**TASK DESCRIPTION:** Return the listing below word for word.

**EXERCISE MATERIAL:**

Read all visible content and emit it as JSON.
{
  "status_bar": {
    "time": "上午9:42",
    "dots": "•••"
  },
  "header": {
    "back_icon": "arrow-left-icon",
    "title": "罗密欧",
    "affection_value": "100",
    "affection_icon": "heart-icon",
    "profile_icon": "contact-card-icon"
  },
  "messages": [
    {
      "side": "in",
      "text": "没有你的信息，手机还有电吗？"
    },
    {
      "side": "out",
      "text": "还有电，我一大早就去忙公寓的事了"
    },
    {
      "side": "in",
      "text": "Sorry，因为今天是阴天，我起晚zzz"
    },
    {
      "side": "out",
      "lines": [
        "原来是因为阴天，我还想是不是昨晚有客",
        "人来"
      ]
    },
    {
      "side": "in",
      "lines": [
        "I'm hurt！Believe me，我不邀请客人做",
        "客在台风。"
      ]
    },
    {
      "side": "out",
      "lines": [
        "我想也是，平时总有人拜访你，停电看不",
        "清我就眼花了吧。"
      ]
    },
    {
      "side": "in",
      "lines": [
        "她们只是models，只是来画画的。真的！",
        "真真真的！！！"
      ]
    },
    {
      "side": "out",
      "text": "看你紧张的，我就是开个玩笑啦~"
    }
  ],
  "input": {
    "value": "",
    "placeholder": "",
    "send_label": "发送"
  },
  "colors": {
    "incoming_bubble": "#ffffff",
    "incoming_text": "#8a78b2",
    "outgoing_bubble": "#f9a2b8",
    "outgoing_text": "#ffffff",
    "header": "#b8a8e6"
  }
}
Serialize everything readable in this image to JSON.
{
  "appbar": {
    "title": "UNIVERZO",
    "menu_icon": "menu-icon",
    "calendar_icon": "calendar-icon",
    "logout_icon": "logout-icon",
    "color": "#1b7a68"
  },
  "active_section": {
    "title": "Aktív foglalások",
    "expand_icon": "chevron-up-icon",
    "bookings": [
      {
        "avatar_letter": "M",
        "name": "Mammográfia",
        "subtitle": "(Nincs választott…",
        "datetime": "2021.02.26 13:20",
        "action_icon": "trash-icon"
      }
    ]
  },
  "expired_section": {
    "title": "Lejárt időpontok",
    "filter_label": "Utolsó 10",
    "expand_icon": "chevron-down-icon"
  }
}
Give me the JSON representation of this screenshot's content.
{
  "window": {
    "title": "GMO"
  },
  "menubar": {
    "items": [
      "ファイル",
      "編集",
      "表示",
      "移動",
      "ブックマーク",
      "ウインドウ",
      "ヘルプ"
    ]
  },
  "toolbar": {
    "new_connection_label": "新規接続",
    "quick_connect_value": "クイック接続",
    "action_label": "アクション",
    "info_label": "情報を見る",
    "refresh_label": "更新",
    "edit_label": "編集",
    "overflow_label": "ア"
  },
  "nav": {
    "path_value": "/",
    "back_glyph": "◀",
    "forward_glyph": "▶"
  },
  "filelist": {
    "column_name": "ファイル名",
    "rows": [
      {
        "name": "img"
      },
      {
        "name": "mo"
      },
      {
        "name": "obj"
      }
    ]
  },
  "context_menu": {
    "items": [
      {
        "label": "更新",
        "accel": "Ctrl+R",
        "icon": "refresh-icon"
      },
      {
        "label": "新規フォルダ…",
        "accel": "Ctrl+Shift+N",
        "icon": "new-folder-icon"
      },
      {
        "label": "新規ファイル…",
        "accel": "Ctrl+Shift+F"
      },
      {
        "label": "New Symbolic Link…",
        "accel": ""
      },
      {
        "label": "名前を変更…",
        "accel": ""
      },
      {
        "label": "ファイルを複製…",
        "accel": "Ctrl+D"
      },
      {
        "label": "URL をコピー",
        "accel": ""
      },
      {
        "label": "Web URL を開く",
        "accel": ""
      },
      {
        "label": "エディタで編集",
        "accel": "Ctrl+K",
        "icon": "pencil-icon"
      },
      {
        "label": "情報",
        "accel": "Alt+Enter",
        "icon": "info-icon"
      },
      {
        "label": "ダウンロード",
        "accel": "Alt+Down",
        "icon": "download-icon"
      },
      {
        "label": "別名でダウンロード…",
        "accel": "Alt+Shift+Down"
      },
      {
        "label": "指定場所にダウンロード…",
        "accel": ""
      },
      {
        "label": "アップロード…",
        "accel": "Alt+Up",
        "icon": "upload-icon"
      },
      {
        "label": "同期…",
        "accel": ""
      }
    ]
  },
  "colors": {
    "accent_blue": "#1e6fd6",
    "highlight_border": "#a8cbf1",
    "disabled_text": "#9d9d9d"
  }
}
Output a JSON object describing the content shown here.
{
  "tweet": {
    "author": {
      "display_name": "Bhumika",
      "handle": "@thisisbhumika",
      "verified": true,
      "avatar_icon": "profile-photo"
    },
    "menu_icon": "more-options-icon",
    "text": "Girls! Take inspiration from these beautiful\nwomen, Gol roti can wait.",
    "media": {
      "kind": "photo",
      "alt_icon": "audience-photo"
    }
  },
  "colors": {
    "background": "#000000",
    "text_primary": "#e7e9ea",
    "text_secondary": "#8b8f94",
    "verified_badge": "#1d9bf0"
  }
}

**EXPECTED ANSWER:**
Read all visible content and emit it as JSON.
{
  "status_bar": {
    "time": "上午9:42",
    "dots": "•••"
  },
  "header": {
    "back_icon": "arrow-left-icon",
    "title": "罗密欧",
    "affection_value": "100",
    "affection_icon": "heart-icon",
    "profile_icon": "contact-card-icon"
  },
  "messages": [
    {
      "side": "in",
      "text": "没有你的信息，手机还有电吗？"
    },
    {
      "side": "out",
      "text": "还有电，我一大早就去忙公寓的事了"
    },
    {
      "side": "in",
      "text": "Sorry，因为今天是阴天，我起晚zzz"
    },
    {
      "side": "out",
      "lines": [
        "原来是因为阴天，我还想是不是昨晚有客",
        "人来"
      ]
    },
    {
      "side": "in",
      "lines": [
        "I'm hurt！Believe me，我不邀请客人做",
        "客在台风。"
      ]
    },
    {
      "side": "out",
      "lines": [
        "我想也是，平时总有人拜访你，停电看不",
        "清我就眼花了吧。"
      ]
    },
    {
      "side": "in",
      "lines": [
        "她们只是models，只是来画画的。真的！",
        "真真真的！！！"
      ]
    },
    {
      "side": "out",
      "text": "看你紧张的，我就是开个玩笑啦~"
    }
  ],
  "input": {
    "value": "",
    "placeholder": "",
    "send_label": "发送"
  },
  "colors": {
    "incoming_bubble": "#ffffff",
    "incoming_text": "#8a78b2",
    "outgoing_bubble": "#f9a2b8",
    "outgoing_text": "#ffffff",
    "header": "#b8a8e6"
  }
}
Serialize everything readable in this image to JSON.
{
  "appbar": {
    "title": "UNIVERZO",
    "menu_icon": "menu-icon",
    "calendar_icon": "calendar-icon",
    "logout_icon": "logout-icon",
    "color": "#1b7a68"
  },
  "active_section": {
    "title": "Aktív foglalások",
    "expand_icon": "chevron-up-icon",
    "bookings": [
      {
        "avatar_letter": "M",
        "name": "Mammográfia",
        "subtitle": "(Nincs választott…",
        "datetime": "2021.02.26 13:20",
        "action_icon": "trash-icon"
      }
    ]
  },
  "expired_section": {
    "title": "Lejárt időpontok",
    "filter_label": "Utolsó 10",
    "expand_icon": "chevron-down-icon"
  }
}
Give me the JSON representation of this screenshot's content.
{
  "window": {
    "title": "GMO"
  },
  "menubar": {
    "items": [
      "ファイル",
      "編集",
      "表示",
      "移動",
      "ブックマーク",
      "ウインドウ",
      "ヘルプ"
    ]
  },
  "toolbar": {
    "new_connection_label": "新規接続",
    "quick_connect_value": "クイック接続",
    "action_label": "アクション",
    "info_label": "情報を見る",
    "refresh_label": "更新",
    "edit_label": "編集",
    "overflow_label": "ア"
  },
  "nav": {
    "path_value": "/",
    "back_glyph": "◀",
    "forward_glyph": "▶"
  },
  "filelist": {
    "column_name": "ファイル名",
    "rows": [
      {
        "name": "img"
      },
      {
        "name": "mo"
      },
      {
        "name": "obj"
      }
    ]
  },
  "context_menu": {
    "items": [
      {
        "label": "更新",
        "accel": "Ctrl+R",
        "icon": "refresh-icon"
      },
      {
        "label": "新規フォルダ…",
        "accel": "Ctrl+Shift+N",
        "icon": "new-folder-icon"
      },
      {
        "label": "新規ファイル…",
        "accel": "Ctrl+Shift+F"
      },
      {
        "label": "New Symbolic Link…",
        "accel": ""
      },
      {
        "label": "名前を変更…",
        "accel": ""
      },
      {
        "label": "ファイルを複製…",
        "accel": "Ctrl+D"
      },
      {
        "label": "URL をコピー",
        "accel": ""
      },
      {
        "label": "Web URL を開く",
        "accel": ""
      },
      {
        "label": "エディタで編集",
        "accel": "Ctrl+K",
        "icon": "pencil-icon"
      },
      {
        "label": "情報",
        "accel": "Alt+Enter",
        "icon": "info-icon"
      },
      {
        "label": "ダウンロード",
        "accel": "Alt+Down",
        "icon": "download-icon"
      },
      {
        "label": "別名でダウンロード…",
        "accel": "Alt+Shift+Down"
      },
      {
        "label": "指定場所にダウンロード…",
        "accel": ""
      },
      {
        "label": "アップロード…",
        "accel": "Alt+Up",
        "icon": "upload-icon"
      },
      {
        "label": "同期…",
        "accel": ""
      }
    ]
  },
  "colors": {
    "accent_blue": "#1e6fd6",
    "highlight_border": "#a8cbf1",
    "disabled_text": "#9d9d9d"
  }
}
Output a JSON object describing the content shown here.
{
  "tweet": {
    "author": {
      "display_name": "Bhumika",
      "handle": "@thisisbhumika",
      "verified": true,
      "avatar_icon": "profile-photo"
    },
    "menu_icon": "more-options-icon",
    "text": "Girls! Take inspiration from these beautiful\nwomen, Gol roti can wait.",
    "media": {
      "kind": "photo",
      "alt_icon": "audience-photo"
    }
  },
  "colors": {
    "background": "#000000",
    "text_primary": "#e7e9ea",
    "text_secondary": "#8b8f94",
    "verified_badge": "#1d9bf0"
  }
}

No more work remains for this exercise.